◆ **Exercise task**: Restate the records that follow word for word; no pictures should appear.

◆ **Extracted material**:
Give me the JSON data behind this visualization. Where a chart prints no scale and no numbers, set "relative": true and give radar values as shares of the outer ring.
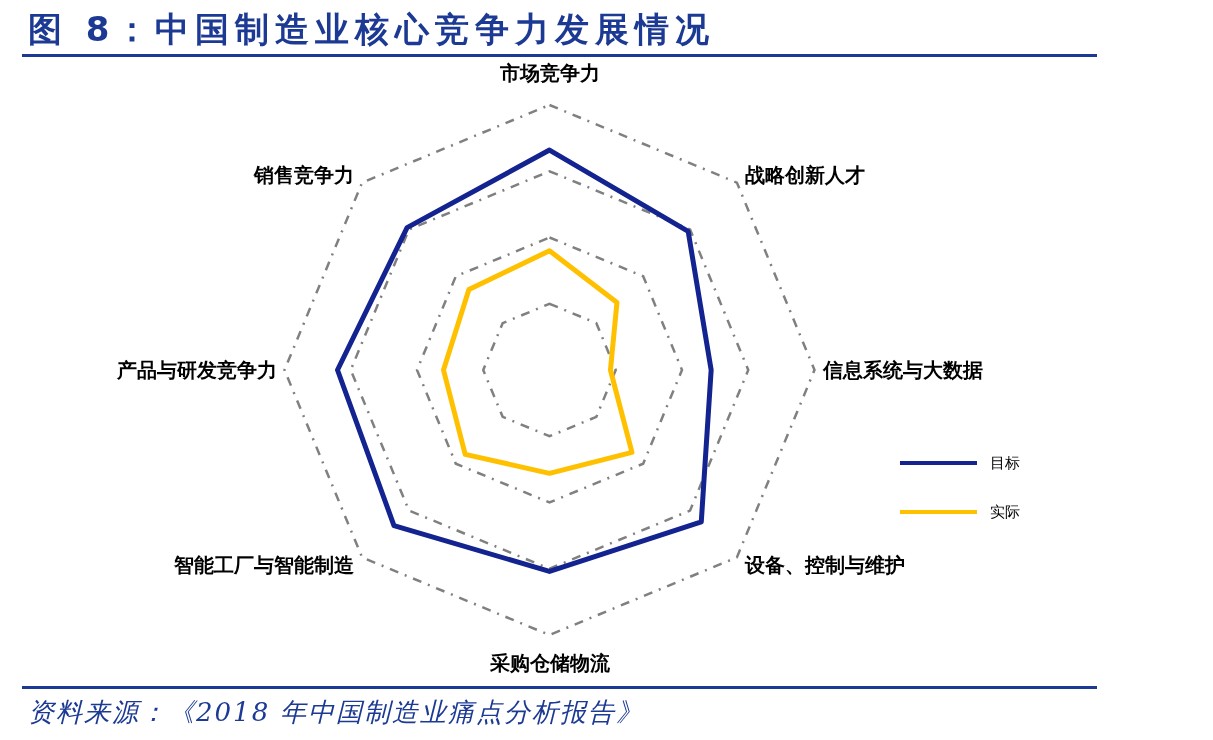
{
  "chart_data": {
    "type": "radar",
    "title": "图 8：中国制造业核心竞争力发展情况",
    "categories": [
      "市场竞争力",
      "战略创新人才",
      "信息系统与大数据",
      "设备、控制与维护",
      "采购仓储物流",
      "智能工厂与智能制造",
      "产品与研发竞争力",
      "销售竞争力"
    ],
    "relative": true,
    "series": [
      {
        "name": "目标",
        "color": "#13238f",
        "values": [
          0.83,
          0.74,
          0.61,
          0.81,
          0.76,
          0.83,
          0.8,
          0.76
        ]
      },
      {
        "name": "实际",
        "color": "#ffc000",
        "values": [
          0.45,
          0.36,
          0.23,
          0.44,
          0.39,
          0.45,
          0.4,
          0.43
        ]
      }
    ],
    "grid": true,
    "legend": "right",
    "annotations": [
      "资料来源：《2018 年中国制造业痛点分析报告》"
    ]
  }
}
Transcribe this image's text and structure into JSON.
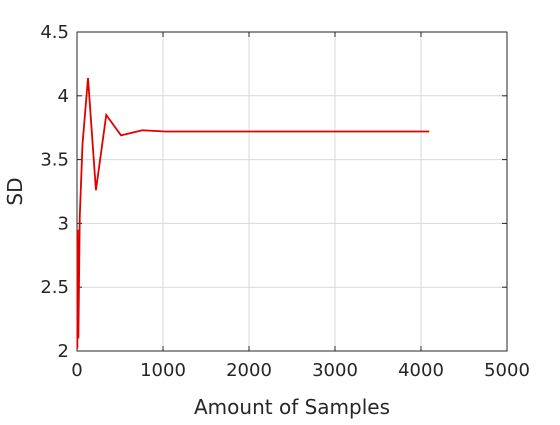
{
  "chart_data": {
    "type": "line",
    "title": "",
    "xlabel": "Amount of Samples",
    "ylabel": "SD",
    "xlim": [
      0,
      5000
    ],
    "ylim": [
      2,
      4.5
    ],
    "xticks": [
      0,
      1000,
      2000,
      3000,
      4000,
      5000
    ],
    "yticks": [
      2,
      2.5,
      3,
      3.5,
      4,
      4.5
    ],
    "xtick_labels": [
      "0",
      "1000",
      "2000",
      "3000",
      "4000",
      "5000"
    ],
    "ytick_labels": [
      "2",
      "2.5",
      "3",
      "3.5",
      "4",
      "4.5"
    ],
    "grid": true,
    "legend": "none",
    "series": [
      {
        "color": "#e00000",
        "x": [
          4,
          8,
          16,
          32,
          64,
          128,
          220,
          340,
          512,
          760,
          1024,
          2048,
          4096
        ],
        "y": [
          2.02,
          2.95,
          2.1,
          3.05,
          3.62,
          4.14,
          3.26,
          3.85,
          3.69,
          3.73,
          3.72,
          3.72,
          3.72
        ]
      }
    ]
  }
}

◆ **Task output**:
Give me the JSON data behind this visualization. Where a chart prints no scale and no numbers, set "relative": true and give radar values as shares of the outer ring.
{
  "chart_data": {
    "type": "radar",
    "title": "图 8：中国制造业核心竞争力发展情况",
    "categories": [
      "市场竞争力",
      "战略创新人才",
      "信息系统与大数据",
      "设备、控制与维护",
      "采购仓储物流",
      "智能工厂与智能制造",
      "产品与研发竞争力",
      "销售竞争力"
    ],
    "relative": true,
    "series": [
      {
        "name": "目标",
        "color": "#13238f",
        "values": [
          0.83,
          0.74,
          0.61,
          0.81,
          0.76,
          0.83,
          0.8,
          0.76
        ]
      },
      {
        "name": "实际",
        "color": "#ffc000",
        "values": [
          0.45,
          0.36,
          0.23,
          0.44,
          0.39,
          0.45,
          0.4,
          0.43
        ]
      }
    ],
    "grid": true,
    "legend": "right",
    "annotations": [
      "资料来源：《2018 年中国制造业痛点分析报告》"
    ]
  }
}
Transcribe this image's text and structure into JSON.
{
  "chart_data": {
    "type": "line",
    "title": "",
    "xlabel": "Amount of Samples",
    "ylabel": "SD",
    "xlim": [
      0,
      5000
    ],
    "ylim": [
      2,
      4.5
    ],
    "xticks": [
      0,
      1000,
      2000,
      3000,
      4000,
      5000
    ],
    "yticks": [
      2,
      2.5,
      3,
      3.5,
      4,
      4.5
    ],
    "xtick_labels": [
      "0",
      "1000",
      "2000",
      "3000",
      "4000",
      "5000"
    ],
    "ytick_labels": [
      "2",
      "2.5",
      "3",
      "3.5",
      "4",
      "4.5"
    ],
    "grid": true,
    "legend": "none",
    "series": [
      {
        "color": "#e00000",
        "x": [
          4,
          8,
          16,
          32,
          64,
          128,
          220,
          340,
          512,
          760,
          1024,
          2048,
          4096
        ],
        "y": [
          2.02,
          2.95,
          2.1,
          3.05,
          3.62,
          4.14,
          3.26,
          3.85,
          3.69,
          3.73,
          3.72,
          3.72,
          3.72
        ]
      }
    ]
  }
}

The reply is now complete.